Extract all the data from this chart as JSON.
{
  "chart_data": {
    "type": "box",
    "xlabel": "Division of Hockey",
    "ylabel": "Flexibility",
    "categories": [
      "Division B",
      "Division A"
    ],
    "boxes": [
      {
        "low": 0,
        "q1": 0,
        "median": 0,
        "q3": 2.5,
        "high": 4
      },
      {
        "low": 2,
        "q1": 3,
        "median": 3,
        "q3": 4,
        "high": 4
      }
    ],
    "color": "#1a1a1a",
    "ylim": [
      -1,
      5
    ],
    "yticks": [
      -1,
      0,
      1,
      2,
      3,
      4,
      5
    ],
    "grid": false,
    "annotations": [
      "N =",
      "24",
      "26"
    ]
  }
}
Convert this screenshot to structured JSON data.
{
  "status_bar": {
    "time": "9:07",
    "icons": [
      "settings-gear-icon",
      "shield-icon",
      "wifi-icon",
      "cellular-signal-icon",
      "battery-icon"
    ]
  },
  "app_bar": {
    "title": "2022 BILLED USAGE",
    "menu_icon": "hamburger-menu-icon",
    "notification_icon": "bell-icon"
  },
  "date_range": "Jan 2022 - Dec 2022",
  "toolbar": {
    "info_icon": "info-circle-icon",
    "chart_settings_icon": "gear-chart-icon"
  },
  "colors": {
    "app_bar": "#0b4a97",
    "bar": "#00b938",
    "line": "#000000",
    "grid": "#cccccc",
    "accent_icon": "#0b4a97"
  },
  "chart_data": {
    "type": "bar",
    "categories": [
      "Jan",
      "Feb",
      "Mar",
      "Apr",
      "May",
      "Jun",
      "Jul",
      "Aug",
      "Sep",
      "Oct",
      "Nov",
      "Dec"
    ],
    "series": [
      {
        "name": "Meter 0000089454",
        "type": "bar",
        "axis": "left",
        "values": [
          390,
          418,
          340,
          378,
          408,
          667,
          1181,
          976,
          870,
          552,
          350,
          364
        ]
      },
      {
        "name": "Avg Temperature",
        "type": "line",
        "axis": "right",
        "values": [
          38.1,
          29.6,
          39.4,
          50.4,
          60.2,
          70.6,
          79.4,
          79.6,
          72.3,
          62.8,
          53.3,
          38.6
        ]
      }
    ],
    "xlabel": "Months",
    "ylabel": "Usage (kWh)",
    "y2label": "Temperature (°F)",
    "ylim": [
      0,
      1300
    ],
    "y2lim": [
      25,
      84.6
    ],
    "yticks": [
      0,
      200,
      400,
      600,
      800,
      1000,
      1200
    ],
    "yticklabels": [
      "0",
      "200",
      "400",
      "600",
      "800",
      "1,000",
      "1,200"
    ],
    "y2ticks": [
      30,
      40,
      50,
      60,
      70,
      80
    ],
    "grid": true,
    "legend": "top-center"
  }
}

- - - - - - -

# [THE PROBLEM]
Extract every line above exactly as it stands.

# [RESULT FOR THIS EXERCISE]
Extract all the data from this chart as JSON.
{
  "chart_data": {
    "type": "box",
    "xlabel": "Division of Hockey",
    "ylabel": "Flexibility",
    "categories": [
      "Division B",
      "Division A"
    ],
    "boxes": [
      {
        "low": 0,
        "q1": 0,
        "median": 0,
        "q3": 2.5,
        "high": 4
      },
      {
        "low": 2,
        "q1": 3,
        "median": 3,
        "q3": 4,
        "high": 4
      }
    ],
    "color": "#1a1a1a",
    "ylim": [
      -1,
      5
    ],
    "yticks": [
      -1,
      0,
      1,
      2,
      3,
      4,
      5
    ],
    "grid": false,
    "annotations": [
      "N =",
      "24",
      "26"
    ]
  }
}
Convert this screenshot to structured JSON data.
{
  "status_bar": {
    "time": "9:07",
    "icons": [
      "settings-gear-icon",
      "shield-icon",
      "wifi-icon",
      "cellular-signal-icon",
      "battery-icon"
    ]
  },
  "app_bar": {
    "title": "2022 BILLED USAGE",
    "menu_icon": "hamburger-menu-icon",
    "notification_icon": "bell-icon"
  },
  "date_range": "Jan 2022 - Dec 2022",
  "toolbar": {
    "info_icon": "info-circle-icon",
    "chart_settings_icon": "gear-chart-icon"
  },
  "colors": {
    "app_bar": "#0b4a97",
    "bar": "#00b938",
    "line": "#000000",
    "grid": "#cccccc",
    "accent_icon": "#0b4a97"
  },
  "chart_data": {
    "type": "bar",
    "categories": [
      "Jan",
      "Feb",
      "Mar",
      "Apr",
      "May",
      "Jun",
      "Jul",
      "Aug",
      "Sep",
      "Oct",
      "Nov",
      "Dec"
    ],
    "series": [
      {
        "name": "Meter 0000089454",
        "type": "bar",
        "axis": "left",
        "values": [
          390,
          418,
          340,
          378,
          408,
          667,
          1181,
          976,
          870,
          552,
          350,
          364
        ]
      },
      {
        "name": "Avg Temperature",
        "type": "line",
        "axis": "right",
        "values": [
          38.1,
          29.6,
          39.4,
          50.4,
          60.2,
          70.6,
          79.4,
          79.6,
          72.3,
          62.8,
          53.3,
          38.6
        ]
      }
    ],
    "xlabel": "Months",
    "ylabel": "Usage (kWh)",
    "y2label": "Temperature (°F)",
    "ylim": [
      0,
      1300
    ],
    "y2lim": [
      25,
      84.6
    ],
    "yticks": [
      0,
      200,
      400,
      600,
      800,
      1000,
      1200
    ],
    "yticklabels": [
      "0",
      "200",
      "400",
      "600",
      "800",
      "1,000",
      "1,200"
    ],
    "y2ticks": [
      30,
      40,
      50,
      60,
      70,
      80
    ],
    "grid": true,
    "legend": "top-center"
  }
}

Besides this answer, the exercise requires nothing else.